AIM OF THE EXERCISE
Each line that holds the word "pullingToGrapplePoint" should be returned.

RECORDS FOR THE TASK

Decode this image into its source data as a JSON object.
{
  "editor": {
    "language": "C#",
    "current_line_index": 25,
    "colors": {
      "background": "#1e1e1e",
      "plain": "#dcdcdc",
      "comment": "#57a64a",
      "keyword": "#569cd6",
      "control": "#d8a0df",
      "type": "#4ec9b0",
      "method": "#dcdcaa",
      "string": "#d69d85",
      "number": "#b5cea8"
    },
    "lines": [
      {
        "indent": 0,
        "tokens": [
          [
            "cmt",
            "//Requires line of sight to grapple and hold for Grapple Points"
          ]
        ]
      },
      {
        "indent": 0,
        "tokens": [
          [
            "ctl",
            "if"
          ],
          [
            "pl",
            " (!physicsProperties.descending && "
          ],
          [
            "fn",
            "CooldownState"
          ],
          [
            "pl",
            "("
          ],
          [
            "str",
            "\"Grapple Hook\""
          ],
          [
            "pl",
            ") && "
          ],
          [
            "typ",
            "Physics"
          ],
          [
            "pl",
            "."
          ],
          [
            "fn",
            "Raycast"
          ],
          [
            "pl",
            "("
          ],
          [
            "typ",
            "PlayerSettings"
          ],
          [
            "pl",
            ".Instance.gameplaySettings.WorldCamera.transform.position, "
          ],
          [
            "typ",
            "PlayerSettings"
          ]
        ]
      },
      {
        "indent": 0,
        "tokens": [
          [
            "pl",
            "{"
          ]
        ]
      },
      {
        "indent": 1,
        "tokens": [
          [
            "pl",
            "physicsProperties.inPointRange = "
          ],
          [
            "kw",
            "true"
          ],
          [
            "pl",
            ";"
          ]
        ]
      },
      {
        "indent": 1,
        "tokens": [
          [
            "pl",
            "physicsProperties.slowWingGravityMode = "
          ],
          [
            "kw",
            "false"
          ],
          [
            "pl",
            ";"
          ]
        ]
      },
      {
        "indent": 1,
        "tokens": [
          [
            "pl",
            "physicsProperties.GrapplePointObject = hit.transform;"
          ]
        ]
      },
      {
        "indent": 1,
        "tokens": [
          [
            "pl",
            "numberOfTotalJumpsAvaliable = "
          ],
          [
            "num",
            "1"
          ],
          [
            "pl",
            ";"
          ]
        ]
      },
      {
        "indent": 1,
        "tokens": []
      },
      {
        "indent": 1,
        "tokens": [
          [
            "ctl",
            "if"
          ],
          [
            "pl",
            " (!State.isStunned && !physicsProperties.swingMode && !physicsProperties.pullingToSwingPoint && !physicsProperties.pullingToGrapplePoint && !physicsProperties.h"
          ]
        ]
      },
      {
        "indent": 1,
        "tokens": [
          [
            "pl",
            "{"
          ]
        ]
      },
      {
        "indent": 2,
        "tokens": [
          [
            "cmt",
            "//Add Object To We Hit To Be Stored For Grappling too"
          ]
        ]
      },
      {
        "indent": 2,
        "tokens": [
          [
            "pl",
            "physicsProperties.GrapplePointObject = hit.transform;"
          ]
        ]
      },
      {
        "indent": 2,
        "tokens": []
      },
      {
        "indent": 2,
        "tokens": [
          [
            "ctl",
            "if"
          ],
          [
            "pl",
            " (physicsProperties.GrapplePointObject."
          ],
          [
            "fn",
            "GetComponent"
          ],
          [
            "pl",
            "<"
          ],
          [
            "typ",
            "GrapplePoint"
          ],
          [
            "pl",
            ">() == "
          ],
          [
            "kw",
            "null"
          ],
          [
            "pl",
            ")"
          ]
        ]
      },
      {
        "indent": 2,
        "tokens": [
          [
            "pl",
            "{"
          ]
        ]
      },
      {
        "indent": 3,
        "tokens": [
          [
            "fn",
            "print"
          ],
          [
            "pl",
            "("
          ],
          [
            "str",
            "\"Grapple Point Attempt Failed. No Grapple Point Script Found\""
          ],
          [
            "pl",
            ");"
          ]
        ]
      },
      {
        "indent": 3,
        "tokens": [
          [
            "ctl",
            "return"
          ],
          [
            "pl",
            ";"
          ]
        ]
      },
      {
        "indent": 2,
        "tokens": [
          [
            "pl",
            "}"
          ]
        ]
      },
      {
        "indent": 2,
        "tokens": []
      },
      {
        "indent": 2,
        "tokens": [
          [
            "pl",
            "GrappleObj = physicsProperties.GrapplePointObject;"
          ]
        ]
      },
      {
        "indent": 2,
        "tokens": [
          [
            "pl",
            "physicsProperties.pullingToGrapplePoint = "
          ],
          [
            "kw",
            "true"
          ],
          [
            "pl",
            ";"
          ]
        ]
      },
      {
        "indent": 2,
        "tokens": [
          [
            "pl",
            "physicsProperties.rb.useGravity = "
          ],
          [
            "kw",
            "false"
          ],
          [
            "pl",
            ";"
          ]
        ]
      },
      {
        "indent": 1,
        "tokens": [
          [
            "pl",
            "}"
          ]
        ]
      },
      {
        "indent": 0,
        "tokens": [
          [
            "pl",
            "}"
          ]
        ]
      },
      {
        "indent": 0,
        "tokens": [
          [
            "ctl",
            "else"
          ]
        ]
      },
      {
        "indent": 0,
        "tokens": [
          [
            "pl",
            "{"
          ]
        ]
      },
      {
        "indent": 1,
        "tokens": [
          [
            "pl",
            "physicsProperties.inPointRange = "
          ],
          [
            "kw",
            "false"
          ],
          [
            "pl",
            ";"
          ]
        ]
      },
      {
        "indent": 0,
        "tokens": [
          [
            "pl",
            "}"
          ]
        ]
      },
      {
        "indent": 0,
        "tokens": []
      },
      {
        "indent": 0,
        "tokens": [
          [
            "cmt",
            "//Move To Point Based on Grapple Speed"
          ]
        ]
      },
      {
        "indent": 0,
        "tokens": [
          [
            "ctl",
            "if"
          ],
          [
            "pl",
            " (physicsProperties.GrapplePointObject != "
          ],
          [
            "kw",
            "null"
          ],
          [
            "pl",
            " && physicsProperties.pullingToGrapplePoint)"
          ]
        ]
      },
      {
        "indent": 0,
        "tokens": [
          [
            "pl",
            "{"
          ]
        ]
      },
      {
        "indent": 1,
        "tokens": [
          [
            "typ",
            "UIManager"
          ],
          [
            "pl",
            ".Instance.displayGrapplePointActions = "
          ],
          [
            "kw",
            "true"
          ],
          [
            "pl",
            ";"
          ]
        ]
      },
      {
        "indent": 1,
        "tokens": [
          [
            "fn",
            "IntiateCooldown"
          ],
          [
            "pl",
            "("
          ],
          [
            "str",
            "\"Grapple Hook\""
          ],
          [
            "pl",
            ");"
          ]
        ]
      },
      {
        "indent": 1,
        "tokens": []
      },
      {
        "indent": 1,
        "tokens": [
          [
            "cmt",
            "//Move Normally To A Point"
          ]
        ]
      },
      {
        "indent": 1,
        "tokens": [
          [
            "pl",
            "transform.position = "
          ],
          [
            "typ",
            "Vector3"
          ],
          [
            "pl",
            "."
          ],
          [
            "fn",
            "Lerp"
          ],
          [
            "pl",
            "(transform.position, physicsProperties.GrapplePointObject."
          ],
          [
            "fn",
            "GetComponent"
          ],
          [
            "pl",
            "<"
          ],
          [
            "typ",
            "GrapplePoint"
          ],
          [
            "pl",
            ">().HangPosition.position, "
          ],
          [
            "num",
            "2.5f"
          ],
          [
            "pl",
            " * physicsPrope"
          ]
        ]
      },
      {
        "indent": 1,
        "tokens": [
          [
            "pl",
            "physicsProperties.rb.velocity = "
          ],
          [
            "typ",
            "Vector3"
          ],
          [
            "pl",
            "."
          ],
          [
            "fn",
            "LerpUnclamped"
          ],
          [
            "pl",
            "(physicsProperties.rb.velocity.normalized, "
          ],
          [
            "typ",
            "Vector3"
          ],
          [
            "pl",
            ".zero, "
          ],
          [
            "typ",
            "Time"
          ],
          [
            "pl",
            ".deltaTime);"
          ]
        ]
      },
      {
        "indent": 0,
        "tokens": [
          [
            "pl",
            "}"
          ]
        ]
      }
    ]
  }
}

THE RESULT
            " (!State.isStunned && !physicsProperties.swingMode && !physicsProperties.pullingToSwingPoint && !physicsProperties.pullingToGrapplePoint && !physicsProperties.h"
            "physicsProperties.pullingToGrapplePoint = "
            " && physicsProperties.pullingToGrapplePoint)"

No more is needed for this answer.